● REQUIRED WORK
Word for word, print each line of the listing below; pictures stay out.

(Dataset entries)
↓

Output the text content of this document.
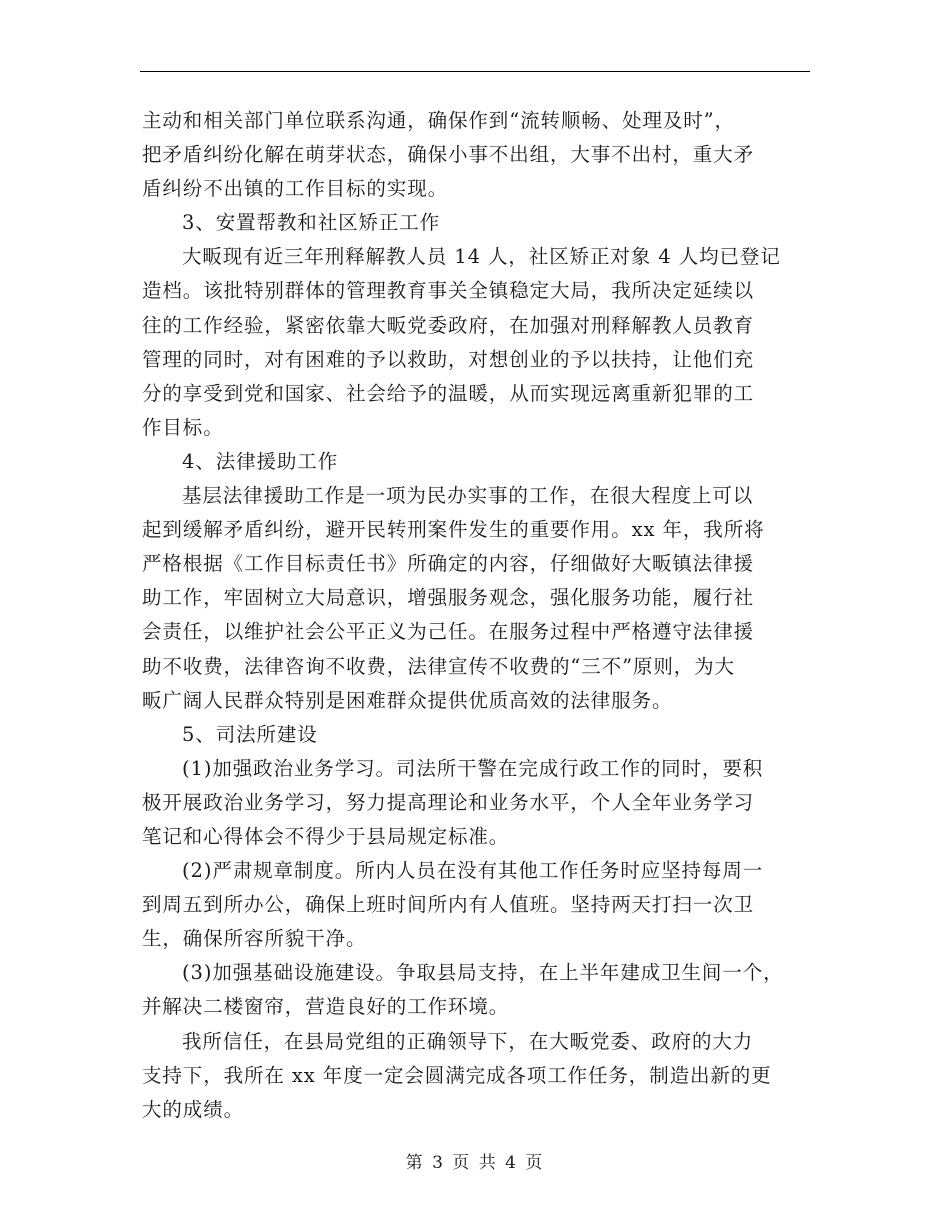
主动和相关部门单位联系沟通，确保作到“流转顺畅、处理及时”，
把矛盾纠纷化解在萌芽状态，确保小事不出组，大事不出村，重大矛
盾纠纷不出镇的工作目标的实现。
3、安置帮教和社区矫正工作
大畈现有近三年刑释解教人员 14 人，社区矫正对象 4 人均已登记
造档。该批特别群体的管理教育事关全镇稳定大局，我所决定延续以
往的工作经验，紧密依靠大畈党委政府，在加强对刑释解教人员教育
管理的同时，对有困难的予以救助，对想创业的予以扶持，让他们充
分的享受到党和国家、社会给予的温暖，从而实现远离重新犯罪的工
作目标。
4、法律援助工作
基层法律援助工作是一项为民办实事的工作，在很大程度上可以
起到缓解矛盾纠纷，避开民转刑案件发生的重要作用。xx 年，我所将
严格根据《工作目标责任书》所确定的内容，仔细做好大畈镇法律援
助工作，牢固树立大局意识，增强服务观念，强化服务功能，履行社
会责任，以维护社会公平正义为己任。在服务过程中严格遵守法律援
助不收费，法律咨询不收费，法律宣传不收费的“三不”原则，为大
畈广阔人民群众特别是困难群众提供优质高效的法律服务。
5、司法所建设
(1)加强政治业务学习。司法所干警在完成行政工作的同时，要积
极开展政治业务学习，努力提高理论和业务水平，个人全年业务学习
笔记和心得体会不得少于县局规定标准。
(2)严肃规章制度。所内人员在没有其他工作任务时应坚持每周一
到周五到所办公，确保上班时间所内有人值班。坚持两天打扫一次卫
生，确保所容所貌干净。
(3)加强基础设施建设。争取县局支持，在上半年建成卫生间一个，
并解决二楼窗帘，营造良好的工作环境。
我所信任，在县局党组的正确领导下，在大畈党委、政府的大力
支持下，我所在 xx 年度一定会圆满完成各项工作任务，制造出新的更
大的成绩。
第 3 页 共 4 页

↑

● SOLUTION TO THE PROBLEM
Output the text content of this document.
主动和相关部门单位联系沟通，确保作到“流转顺畅、处理及时”，
把矛盾纠纷化解在萌芽状态，确保小事不出组，大事不出村，重大矛
盾纠纷不出镇的工作目标的实现。
3、安置帮教和社区矫正工作
大畈现有近三年刑释解教人员 14 人，社区矫正对象 4 人均已登记
造档。该批特别群体的管理教育事关全镇稳定大局，我所决定延续以
往的工作经验，紧密依靠大畈党委政府，在加强对刑释解教人员教育
管理的同时，对有困难的予以救助，对想创业的予以扶持，让他们充
分的享受到党和国家、社会给予的温暖，从而实现远离重新犯罪的工
作目标。
4、法律援助工作
基层法律援助工作是一项为民办实事的工作，在很大程度上可以
起到缓解矛盾纠纷，避开民转刑案件发生的重要作用。xx 年，我所将
严格根据《工作目标责任书》所确定的内容，仔细做好大畈镇法律援
助工作，牢固树立大局意识，增强服务观念，强化服务功能，履行社
会责任，以维护社会公平正义为己任。在服务过程中严格遵守法律援
助不收费，法律咨询不收费，法律宣传不收费的“三不”原则，为大
畈广阔人民群众特别是困难群众提供优质高效的法律服务。
5、司法所建设
(1)加强政治业务学习。司法所干警在完成行政工作的同时，要积
极开展政治业务学习，努力提高理论和业务水平，个人全年业务学习
笔记和心得体会不得少于县局规定标准。
(2)严肃规章制度。所内人员在没有其他工作任务时应坚持每周一
到周五到所办公，确保上班时间所内有人值班。坚持两天打扫一次卫
生，确保所容所貌干净。
(3)加强基础设施建设。争取县局支持，在上半年建成卫生间一个，
并解决二楼窗帘，营造良好的工作环境。
我所信任，在县局党组的正确领导下，在大畈党委、政府的大力
支持下，我所在 xx 年度一定会圆满完成各项工作任务，制造出新的更
大的成绩。
第 3 页 共 4 页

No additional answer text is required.